Dataset items

══════════════════════════════

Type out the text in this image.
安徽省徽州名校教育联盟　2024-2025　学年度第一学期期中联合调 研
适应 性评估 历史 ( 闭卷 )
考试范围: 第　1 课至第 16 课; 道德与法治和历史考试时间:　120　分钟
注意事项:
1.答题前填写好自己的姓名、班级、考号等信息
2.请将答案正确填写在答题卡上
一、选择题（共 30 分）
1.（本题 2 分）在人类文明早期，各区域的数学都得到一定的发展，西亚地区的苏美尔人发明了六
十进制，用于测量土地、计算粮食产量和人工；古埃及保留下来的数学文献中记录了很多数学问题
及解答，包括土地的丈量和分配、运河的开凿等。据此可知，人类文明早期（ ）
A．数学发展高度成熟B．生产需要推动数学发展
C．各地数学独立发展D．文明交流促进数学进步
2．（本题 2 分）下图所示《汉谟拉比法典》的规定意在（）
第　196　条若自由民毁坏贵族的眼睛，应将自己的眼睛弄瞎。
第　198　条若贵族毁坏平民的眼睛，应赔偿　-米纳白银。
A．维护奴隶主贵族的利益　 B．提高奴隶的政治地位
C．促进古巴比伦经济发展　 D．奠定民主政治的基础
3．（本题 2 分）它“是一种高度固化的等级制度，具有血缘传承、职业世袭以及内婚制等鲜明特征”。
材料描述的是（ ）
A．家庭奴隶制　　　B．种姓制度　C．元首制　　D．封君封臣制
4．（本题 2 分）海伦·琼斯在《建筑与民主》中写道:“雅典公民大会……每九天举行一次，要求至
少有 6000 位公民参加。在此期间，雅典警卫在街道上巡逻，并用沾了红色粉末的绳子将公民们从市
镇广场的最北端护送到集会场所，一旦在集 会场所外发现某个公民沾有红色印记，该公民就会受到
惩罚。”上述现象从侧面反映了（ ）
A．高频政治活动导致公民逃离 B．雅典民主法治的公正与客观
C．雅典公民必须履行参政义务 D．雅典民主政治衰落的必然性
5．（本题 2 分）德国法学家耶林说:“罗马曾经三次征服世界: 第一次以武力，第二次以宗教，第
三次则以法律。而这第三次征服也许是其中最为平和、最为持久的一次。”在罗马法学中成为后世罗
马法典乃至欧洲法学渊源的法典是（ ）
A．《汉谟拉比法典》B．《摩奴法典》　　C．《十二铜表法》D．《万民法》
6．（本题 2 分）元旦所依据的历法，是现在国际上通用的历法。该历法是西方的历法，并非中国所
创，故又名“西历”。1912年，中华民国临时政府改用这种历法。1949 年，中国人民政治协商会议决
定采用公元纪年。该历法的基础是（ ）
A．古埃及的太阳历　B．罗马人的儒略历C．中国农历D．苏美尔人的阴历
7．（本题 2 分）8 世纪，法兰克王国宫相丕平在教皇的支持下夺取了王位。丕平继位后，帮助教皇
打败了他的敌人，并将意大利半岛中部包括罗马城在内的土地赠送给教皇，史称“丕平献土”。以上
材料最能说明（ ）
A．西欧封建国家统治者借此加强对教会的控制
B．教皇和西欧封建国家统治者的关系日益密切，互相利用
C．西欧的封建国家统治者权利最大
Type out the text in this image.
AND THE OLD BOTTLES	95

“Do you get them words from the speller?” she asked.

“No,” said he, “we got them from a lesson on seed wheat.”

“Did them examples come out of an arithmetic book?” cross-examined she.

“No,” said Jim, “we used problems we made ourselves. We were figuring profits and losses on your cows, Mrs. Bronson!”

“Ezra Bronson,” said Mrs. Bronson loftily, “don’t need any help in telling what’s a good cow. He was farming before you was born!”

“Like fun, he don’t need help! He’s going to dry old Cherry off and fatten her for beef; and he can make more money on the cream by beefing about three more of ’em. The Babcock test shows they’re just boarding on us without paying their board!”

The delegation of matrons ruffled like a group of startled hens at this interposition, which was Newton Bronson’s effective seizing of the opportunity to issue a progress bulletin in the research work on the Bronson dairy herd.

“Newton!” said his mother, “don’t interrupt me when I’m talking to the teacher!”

══════════════════════════════

Find the word "汉谟拉比法典" in the data and show each line that holds it.

> **REPLY**
2．（本题 2 分）下图所示《汉谟拉比法典》的规定意在（）
A．《汉谟拉比法典》B．《摩奴法典》　　C．《十二铜表法》D．《万民法》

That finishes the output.